=== Page extract ===
==============================

- Governing Law. This Agreement shall be governed by and construed in accordance with the laws of the State of Delaware, USA, without regard to its conflicts of law provisions. The United Nations Convention on Contracts for the International Sale of Goods shall not apply to this Agreement. Unless waived by Company in its sole discretion, exclusive jurisdiction and venue for actions related to this Agreement will be the state or federal courts located in Delaware, and both parties consent to the jurisdiction of such courts with respect to any such action. Notwithstanding the foregoing, nothing herein will limit either party’s right to seek injunctive or other equitable relief in any court of competent jurisdiction.Any Dispute will be determined in English by final, binding arbitration according to the region-specific processes below. Judgment on any award issued through the arbitration process in this Section 8.2 may be entered in any court having jurisdiction. EACH PARTY AGREES THEY ARE WAIVING THE RIGHT TO A TRIAL BY JURY, AND THE RIGHT TO JOIN AND PARTICIPATE IN A CLASS ACTION, TO THE FULLEST EXTENT PERMITTED UNDER THE LAW IN CONNECTION WITH THESE TERMS.

==============================

=== Given entries ===
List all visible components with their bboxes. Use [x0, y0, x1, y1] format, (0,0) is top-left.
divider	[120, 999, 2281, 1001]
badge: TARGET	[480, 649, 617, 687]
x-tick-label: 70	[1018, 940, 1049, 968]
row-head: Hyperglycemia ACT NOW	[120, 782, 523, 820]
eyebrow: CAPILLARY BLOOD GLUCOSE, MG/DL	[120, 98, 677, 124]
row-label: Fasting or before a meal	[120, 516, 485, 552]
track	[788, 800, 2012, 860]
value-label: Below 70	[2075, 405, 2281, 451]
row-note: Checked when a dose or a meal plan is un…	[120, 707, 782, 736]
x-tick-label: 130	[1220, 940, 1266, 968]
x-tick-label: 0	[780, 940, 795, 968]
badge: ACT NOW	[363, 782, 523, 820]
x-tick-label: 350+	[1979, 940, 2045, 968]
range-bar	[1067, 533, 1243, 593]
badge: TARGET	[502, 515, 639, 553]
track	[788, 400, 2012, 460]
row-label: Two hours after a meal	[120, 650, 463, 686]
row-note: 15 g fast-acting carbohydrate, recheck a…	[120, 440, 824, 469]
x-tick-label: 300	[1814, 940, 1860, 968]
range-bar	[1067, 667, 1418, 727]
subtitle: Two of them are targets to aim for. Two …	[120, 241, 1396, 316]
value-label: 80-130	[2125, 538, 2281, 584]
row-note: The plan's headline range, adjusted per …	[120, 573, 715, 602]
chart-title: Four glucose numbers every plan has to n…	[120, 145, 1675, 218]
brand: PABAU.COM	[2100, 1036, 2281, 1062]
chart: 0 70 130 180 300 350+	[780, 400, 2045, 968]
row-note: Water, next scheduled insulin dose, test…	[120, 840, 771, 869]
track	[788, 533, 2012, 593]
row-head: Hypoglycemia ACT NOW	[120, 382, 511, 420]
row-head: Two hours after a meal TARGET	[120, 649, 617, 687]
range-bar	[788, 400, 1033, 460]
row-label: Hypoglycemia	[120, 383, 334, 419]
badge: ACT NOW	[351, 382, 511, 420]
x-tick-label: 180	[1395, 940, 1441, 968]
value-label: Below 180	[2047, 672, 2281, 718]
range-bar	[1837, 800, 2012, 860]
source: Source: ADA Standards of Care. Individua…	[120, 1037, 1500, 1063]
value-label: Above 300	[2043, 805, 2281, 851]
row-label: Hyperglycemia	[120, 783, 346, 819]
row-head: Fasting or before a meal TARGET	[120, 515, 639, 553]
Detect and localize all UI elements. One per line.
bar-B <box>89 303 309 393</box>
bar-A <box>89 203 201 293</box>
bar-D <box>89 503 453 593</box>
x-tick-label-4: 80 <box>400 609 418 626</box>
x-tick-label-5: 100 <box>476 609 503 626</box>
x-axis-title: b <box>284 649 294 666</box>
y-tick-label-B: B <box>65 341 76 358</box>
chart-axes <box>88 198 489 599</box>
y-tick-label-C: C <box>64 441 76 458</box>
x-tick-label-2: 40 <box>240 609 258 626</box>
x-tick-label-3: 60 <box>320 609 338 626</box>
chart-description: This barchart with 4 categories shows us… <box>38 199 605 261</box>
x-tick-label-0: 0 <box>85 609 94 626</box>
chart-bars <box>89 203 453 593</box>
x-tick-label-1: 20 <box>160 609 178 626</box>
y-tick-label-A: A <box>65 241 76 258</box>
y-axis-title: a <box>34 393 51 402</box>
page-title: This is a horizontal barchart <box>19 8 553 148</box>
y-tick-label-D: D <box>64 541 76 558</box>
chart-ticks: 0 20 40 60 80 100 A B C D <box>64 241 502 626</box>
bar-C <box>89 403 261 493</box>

==============================

=== Task item ===
Write out the governing law clause above word for word, in full.

=== Answer area ===
- Governing Law. This Agreement shall be governed by and construed in accordance with the laws of the State of Delaware, USA, without regard to its conflicts of law provisions. The United Nations Convention on Contracts for the International Sale of Goods shall not apply to this Agreement. Unless waived by Company in its sole discretion, exclusive jurisdiction and venue for actions related to this Agreement will be the state or federal courts located in Delaware, and both parties consent to the jurisdiction of such courts with respect to any such action. Notwithstanding the foregoing, nothing herein will limit either party’s right to seek injunctive or other equitable relief in any court of competent jurisdiction.Any Dispute will be determined in English by final, binding arbitration according to the region-specific processes below. Judgment on any award issued through the arbitration process in this Section 8.2 may be entered in any court having jurisdiction. EACH PARTY AGREES THEY ARE WAIVING THE RIGHT TO A TRIAL BY JURY, AND THE RIGHT TO JOIN AND PARTICIPATE IN A CLASS ACTION, TO THE FULLEST EXTENT PERMITTED UNDER THE LAW IN CONNECTION WITH THESE TERMS.